### DIRECTIVE
Copy the lines starting at the one containing "series-line-b-T-in,cold (1142, 417, 1920, 554)" and ending at the one containing "x-tick-label-b: 15:00 (1638, 612, 1661, 665)", keeping every character unchanged.

• • • • • • •

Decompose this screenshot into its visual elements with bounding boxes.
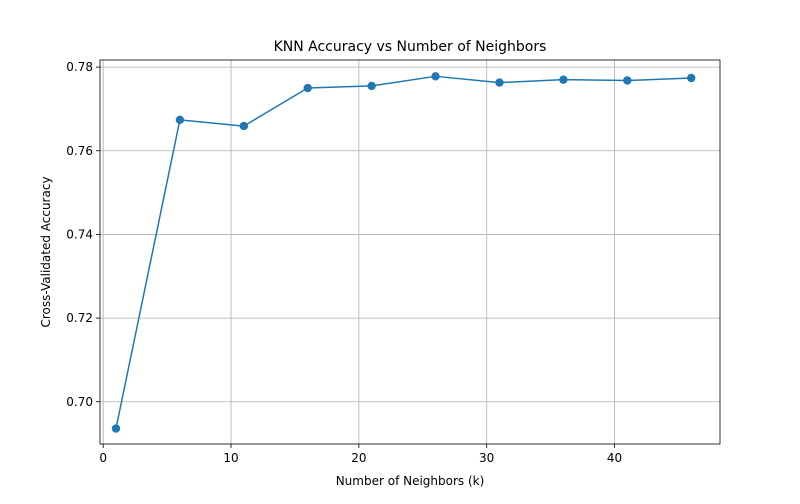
- x-tick-label: 0: [99, 451, 107, 465]
- x-tick-label: 20: [351, 451, 366, 465]
- data-point: [687, 73, 696, 83]
- data-point: [559, 75, 568, 84]
- data-point: [239, 121, 249, 131]
- ticks-layer: 0 10 20 30 40 0.70 0.72 0.74 0.76 0.78: [66, 60, 622, 465]
- x-axis-label: Number of Neighbors (k): [336, 474, 485, 488]
- x-tick-label: 40: [607, 451, 622, 465]
- series-layer: [111, 72, 696, 433]
- series-line: [115, 75, 692, 429]
- y-tick-label: 0.72: [66, 311, 93, 325]
- x-tick-label: 30: [479, 451, 494, 465]
- chart-title: KNN Accuracy vs Number of Neighbors: [274, 39, 547, 55]
- y-tick-label: 0.74: [66, 227, 93, 241]
- axes-frame: [99, 59, 721, 445]
- y-tick-label: 0.76: [66, 144, 93, 158]
- data-point: [367, 81, 376, 91]
- data-point: [623, 76, 632, 85]
- x-tick-label: 10: [223, 451, 238, 465]
- data-point: [303, 83, 312, 93]
- grid-layer: [100, 60, 720, 444]
- data-point: [495, 78, 504, 87]
- data-point: [175, 115, 185, 125]
- y-tick-label: 0.70: [66, 395, 93, 409]
- y-axis-label: Cross-Validated Accuracy: [39, 176, 53, 327]
- data-point: [111, 424, 121, 433]
- y-tick-label: 0.78: [66, 60, 93, 74]
- data-point: [431, 72, 440, 81]
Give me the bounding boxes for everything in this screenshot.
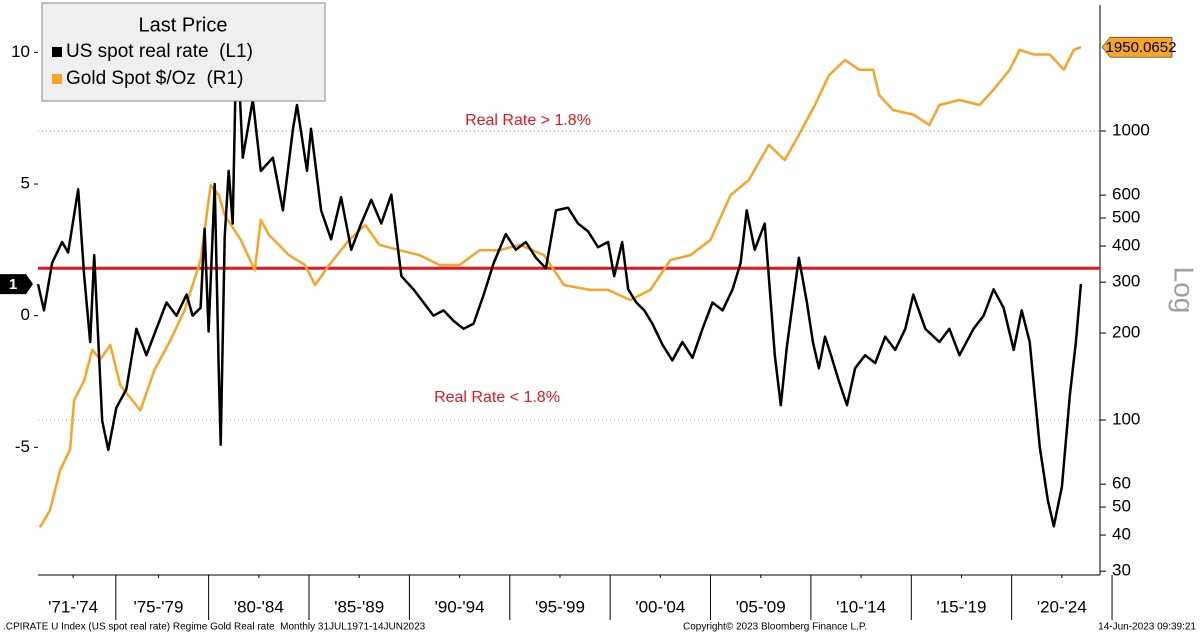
x-tick-label: '15-'19 [936,597,986,616]
x-tick-label: '85-'89 [334,597,384,616]
y2-tick-label: 400 [1112,236,1140,255]
x-tick-label: '00-'04 [635,597,685,616]
x-tick-label: '20-'24 [1037,597,1087,616]
last-value-tag: 1950.0652 [1101,36,1177,58]
last-value-label: 1 [9,276,17,293]
plot-area [34,5,1113,620]
x-tick-label: '71-'74 [48,597,98,616]
legend-label: US spot real rate (L1) [66,41,253,62]
annotation: Real Rate > 1.8% [465,112,591,129]
y2-tick-label: 600 [1112,185,1140,204]
legend-swatch [52,74,62,84]
legend-swatch [52,47,62,57]
y-tick-label: -5 [15,437,30,456]
legend: Last Price US spot real rate (L1) Gold Sp… [41,2,326,102]
legend-label: Gold Spot $/Oz (R1) [66,68,243,89]
x-tick-label: '90-'94 [435,597,485,616]
series-line [36,27,1083,528]
x-tick-label: '95-'99 [535,597,585,616]
series-line [38,46,1082,528]
y2-tick-label: 300 [1112,272,1140,291]
footer-source: .CPIRATE U Index (US spot real rate) Reg… [3,622,426,633]
y2-axis-label: Log [1169,267,1200,314]
x-tick-label: '10-'14 [836,597,886,616]
footer-copyright: Copyright© 2023 Bloomberg Finance L.P. [683,622,867,633]
x-tick-label: '05-'09 [736,597,786,616]
y2-tick-label: 50 [1112,497,1131,516]
y-tick-label: 5 [21,174,30,193]
y2-tick-label: 60 [1112,474,1131,493]
x-tick-label: '80-'84 [234,597,284,616]
y2-tick-label: 1000 [1112,121,1150,140]
y-tick-label: 10 [11,42,30,61]
annotation: Real Rate < 1.8% [434,389,560,406]
last-value-label: 1950.0652 [1106,39,1177,56]
last-value-tag: 1 [0,274,33,295]
y2-tick-label: 100 [1112,410,1140,429]
y2-tick-label: 500 [1112,208,1140,227]
legend-box [41,2,326,102]
y2-tick-label: 30 [1112,561,1131,580]
last-value-tag-box [0,274,33,295]
y-tick-label: 0 [21,305,30,324]
last-value-tag-box [1101,36,1173,58]
x-tick-label: '75-'79 [133,597,183,616]
y2-tick-label: 200 [1112,323,1140,342]
y2-tick-label: 40 [1112,525,1131,544]
footer-timestamp: 14-Jun-2023 09:39:21 [1098,622,1196,633]
legend-title: Last Price [139,14,228,36]
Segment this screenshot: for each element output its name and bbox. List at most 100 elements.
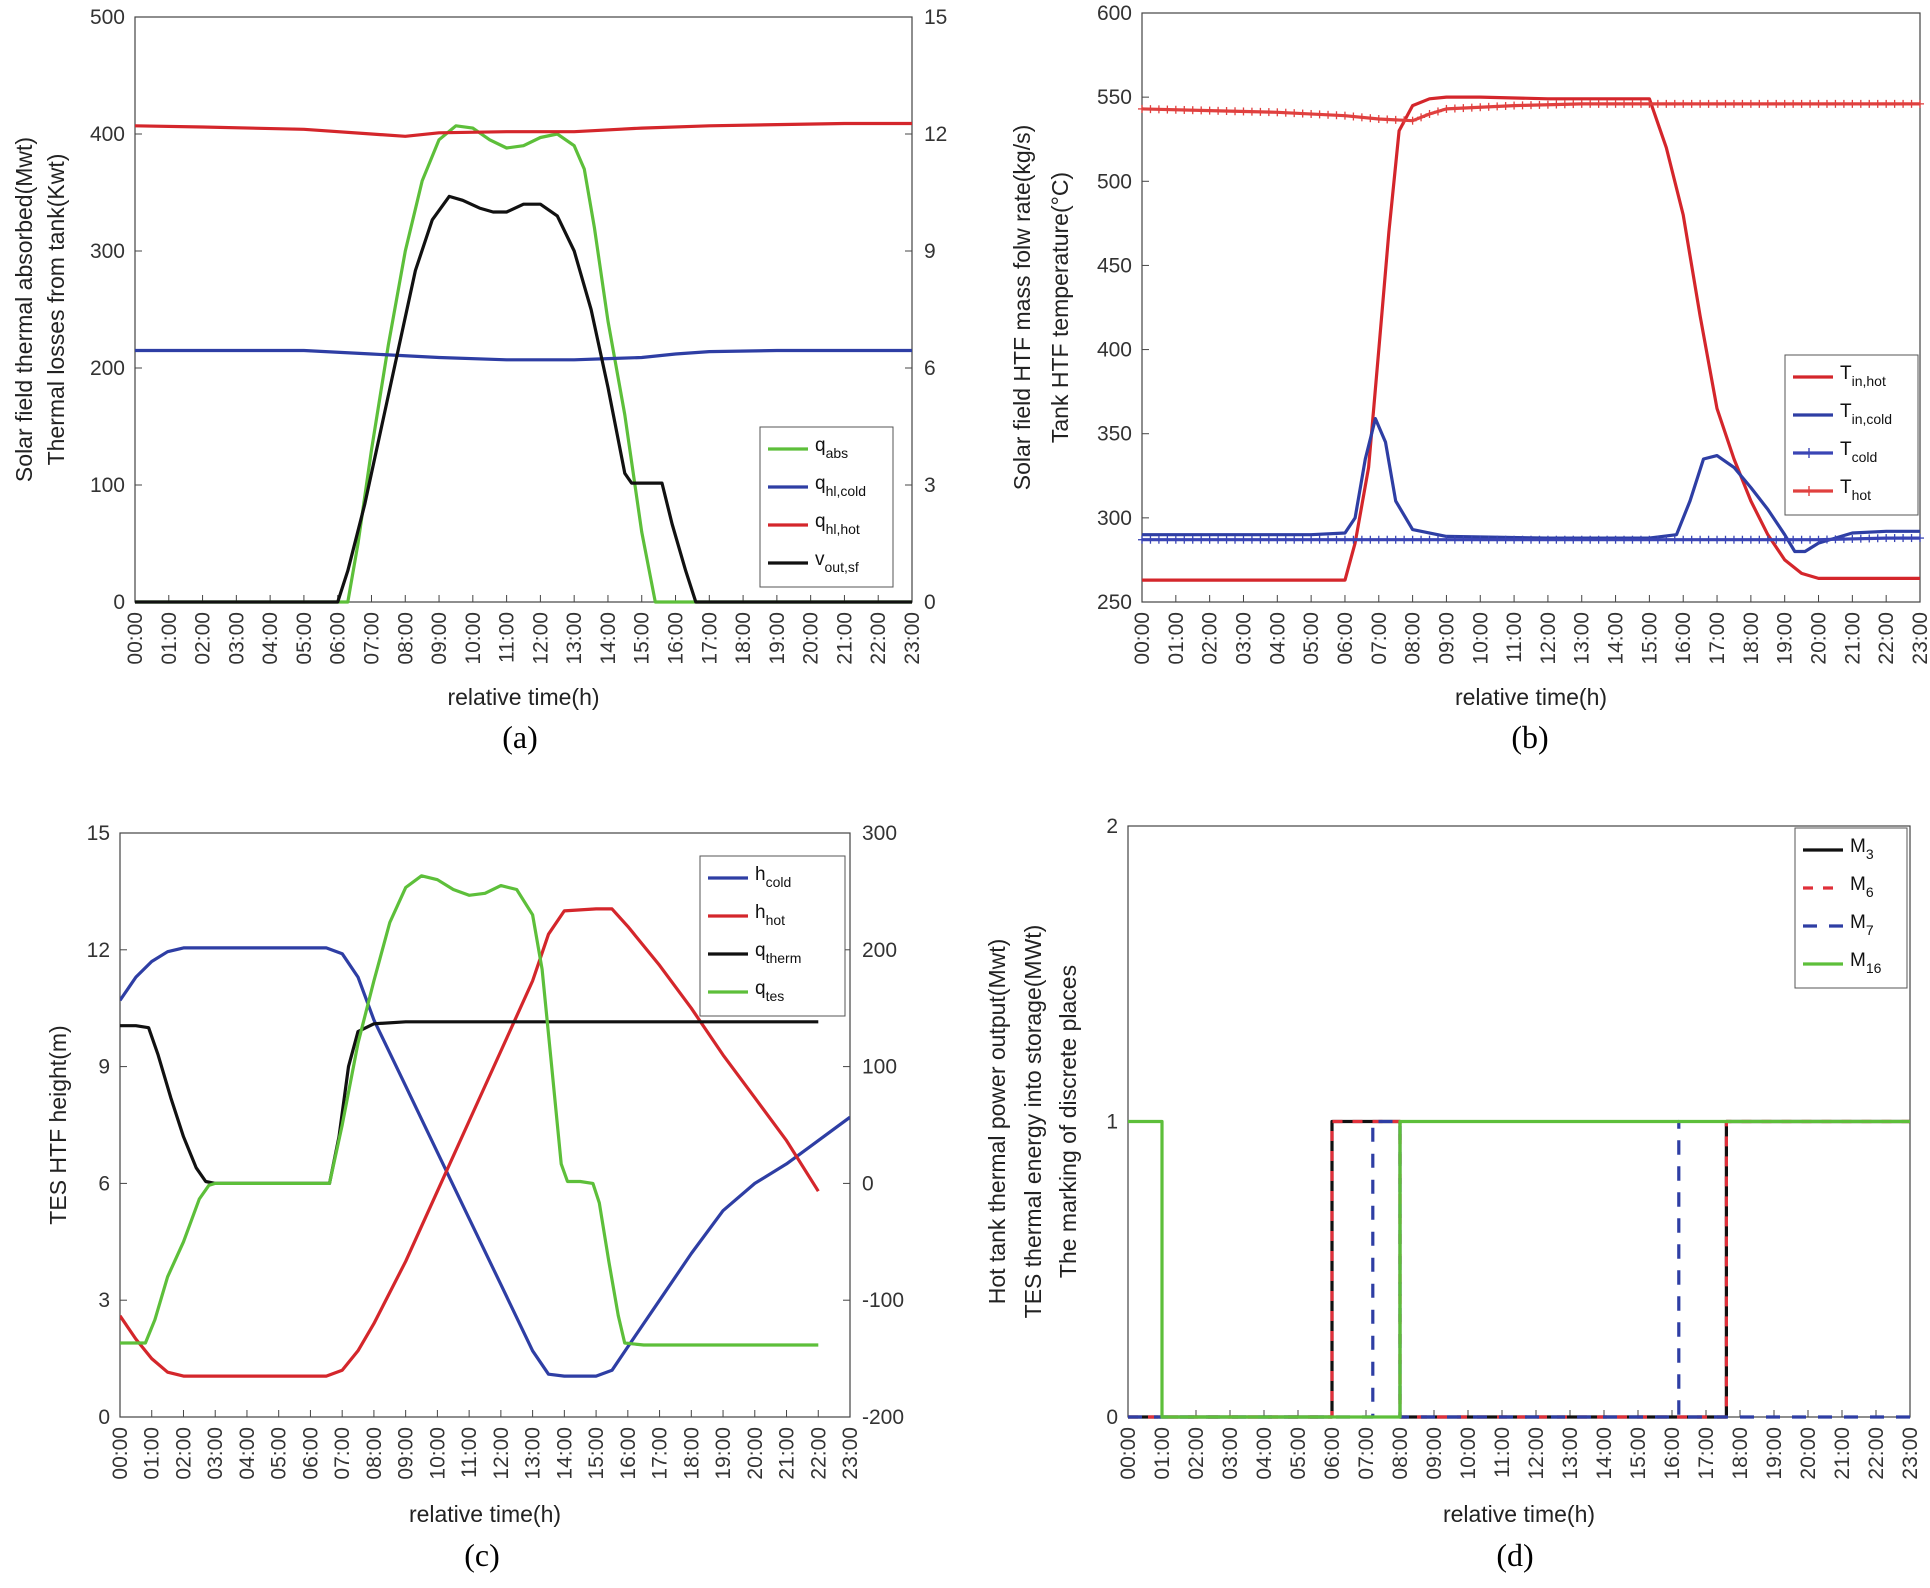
series-line-b-T-in,cold (1142, 417, 1920, 554)
legend-entry-b-sub: in,cold (1852, 411, 1892, 427)
y2-tick-label-a: 3 (924, 474, 936, 497)
legend-entry-b-main: T (1840, 477, 1852, 498)
legend-entry-d-main: M (1850, 836, 1866, 857)
legend-entry-a-main: q (815, 511, 826, 532)
x-tick-label-a: 07:00 (360, 612, 383, 665)
y-tick-label-a: 300 (90, 240, 125, 263)
x-tick-label-c: 18:00 (680, 1427, 703, 1480)
x-tick-label-b: 15:00 (1638, 612, 1661, 665)
legend-entry-a: qabs (815, 435, 848, 461)
y-tick-label-b: 300 (1097, 507, 1132, 530)
x-tick-label-a: 02:00 (192, 612, 215, 665)
series-line-c-q-tes (120, 874, 819, 1347)
legend-entry-d-sub: 16 (1866, 960, 1882, 976)
x-tick-label-d: 22:00 (1865, 1427, 1888, 1480)
x-tick-label-d: 14:00 (1593, 1427, 1616, 1480)
legend-entry-a-main: v (815, 549, 825, 570)
x-tick-label-a: 01:00 (158, 612, 181, 665)
legend-entry-d: M6 (1850, 874, 1874, 900)
series-line-c-h-hot (120, 907, 820, 1378)
y-tick-label-b: 350 (1097, 423, 1132, 446)
x-tick-label-b: 16:00 (1672, 612, 1695, 665)
series-line-a-q-abs (135, 124, 912, 604)
x-tick-label-b: 06:00 (1334, 612, 1357, 665)
x-tick-label-a: 18:00 (732, 612, 755, 665)
x-tick-label-d: 13:00 (1559, 1427, 1582, 1480)
x-axis-label-c: relative time(h) (409, 1501, 561, 1527)
legend-entry-c-sub: therm (766, 950, 802, 966)
x-tick-label-c: 03:00 (204, 1427, 227, 1480)
legend-box-d (1794, 827, 1908, 989)
y-tick-label-c: 0 (98, 1406, 110, 1429)
x-tick-label-a: 05:00 (293, 612, 316, 665)
y-tick-label-a: 200 (90, 357, 125, 380)
legend-entry-d-sub: 6 (1866, 884, 1874, 900)
x-tick-label-b: 14:00 (1605, 612, 1628, 665)
x-tick-label-c: 09:00 (395, 1427, 418, 1480)
y2-tick-label-a: 9 (924, 240, 936, 263)
x-tick-label-c: 20:00 (744, 1427, 767, 1480)
x-tick-label-a: 04:00 (259, 612, 282, 665)
legend-entry-c: qtherm (755, 940, 801, 966)
x-tick-label-a: 11:00 (496, 612, 519, 663)
x-tick-label-a: 06:00 (327, 612, 350, 665)
legend-entry-b: Tin,cold (1840, 401, 1892, 427)
series-line-a-q-hl,cold (135, 348, 912, 362)
y-tick-label-c: 9 (98, 1056, 110, 1079)
legend-b: Tin,hot Tin,cold Tcold Thot (1784, 354, 1919, 516)
legend-entry-d-sub: 7 (1866, 922, 1874, 938)
x-tick-label-c: 16:00 (617, 1427, 640, 1480)
legend-entry-b-sub: cold (1852, 449, 1878, 465)
legend-entry-b: Thot (1840, 477, 1871, 503)
x-tick-label-b: 17:00 (1706, 612, 1729, 665)
x-tick-label-c: 23:00 (839, 1427, 862, 1480)
x-tick-label-a: 08:00 (394, 612, 417, 665)
legend-entry-a: qhl,cold (815, 473, 866, 499)
x-tick-label-c: 10:00 (426, 1427, 449, 1480)
legend-entry-c-main: q (755, 940, 766, 961)
x-tick-label-d: 19:00 (1763, 1427, 1786, 1480)
x-tick-label-c: 05:00 (268, 1427, 291, 1480)
x-tick-label-b: 21:00 (1841, 612, 1864, 665)
x-tick-label-a: 19:00 (766, 612, 789, 665)
y2-tick-label-c: 0 (862, 1172, 874, 1195)
legend-entry-c-sub: tes (766, 988, 785, 1004)
legend-entry-a: qhl,hot (815, 511, 860, 537)
x-tick-label-d: 17:00 (1695, 1427, 1718, 1480)
legend-entry-d: M7 (1850, 912, 1874, 938)
x-tick-label-a: 00:00 (124, 612, 147, 665)
y-tick-label-d: 0 (1106, 1406, 1118, 1429)
series-line-d-M-16 (1128, 1119, 1910, 1419)
x-tick-label-b: 12:00 (1537, 612, 1560, 665)
x-tick-label-b: 11:00 (1503, 612, 1526, 663)
legend-entry-c: hhot (755, 902, 785, 928)
x-tick-label-c: 04:00 (236, 1427, 259, 1480)
legend-entry-d: M3 (1850, 836, 1874, 862)
x-tick-label-d: 02:00 (1185, 1427, 1208, 1480)
caption-c: (c) (464, 1537, 500, 1573)
legend-entry-c-main: q (755, 978, 766, 999)
x-tick-label-c: 06:00 (299, 1427, 322, 1480)
x-tick-label-b: 04:00 (1266, 612, 1289, 665)
y-tick-label-b: 250 (1097, 591, 1132, 614)
x-tick-label-a: 23:00 (901, 612, 924, 665)
legend-entry-b: Tin,hot (1840, 363, 1886, 389)
legend-entry-c: qtes (755, 978, 784, 1004)
x-tick-label-b: 00:00 (1131, 612, 1154, 665)
x-tick-label-d: 08:00 (1389, 1427, 1412, 1480)
x-tick-label-a: 16:00 (665, 612, 688, 665)
x-tick-label-b: 19:00 (1774, 612, 1797, 665)
x-tick-label-a: 03:00 (225, 612, 248, 665)
x-tick-label-c: 19:00 (712, 1427, 735, 1480)
x-tick-label-c: 13:00 (522, 1427, 545, 1480)
x-tick-label-b: 10:00 (1469, 612, 1492, 665)
legend-entry-a-main: q (815, 473, 826, 494)
y-axis-label-c: TES HTF height(m) (45, 1025, 71, 1224)
x-tick-label-c: 02:00 (172, 1427, 195, 1480)
x-tick-label-c: 01:00 (141, 1427, 164, 1480)
y-tick-label-a: 100 (90, 474, 125, 497)
y-tick-label-b: 600 (1097, 2, 1132, 25)
y-tick-label-a: 0 (113, 591, 125, 614)
x-tick-label-a: 12:00 (529, 612, 552, 665)
x-tick-label-b: 18:00 (1740, 612, 1763, 665)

• • • • • • •

### RESULT BELOW
series-line-b-T-in,cold (1142, 417, 1920, 554)
legend-entry-b-sub: in,cold (1852, 411, 1892, 427)
y2-tick-label-a: 3 (924, 474, 936, 497)
legend-entry-b-main: T (1840, 477, 1852, 498)
legend-entry-d-main: M (1850, 836, 1866, 857)
legend-entry-a-main: q (815, 511, 826, 532)
x-tick-label-a: 07:00 (360, 612, 383, 665)
y-tick-label-a: 300 (90, 240, 125, 263)
x-tick-label-c: 18:00 (680, 1427, 703, 1480)
x-tick-label-b: 15:00 (1638, 612, 1661, 665)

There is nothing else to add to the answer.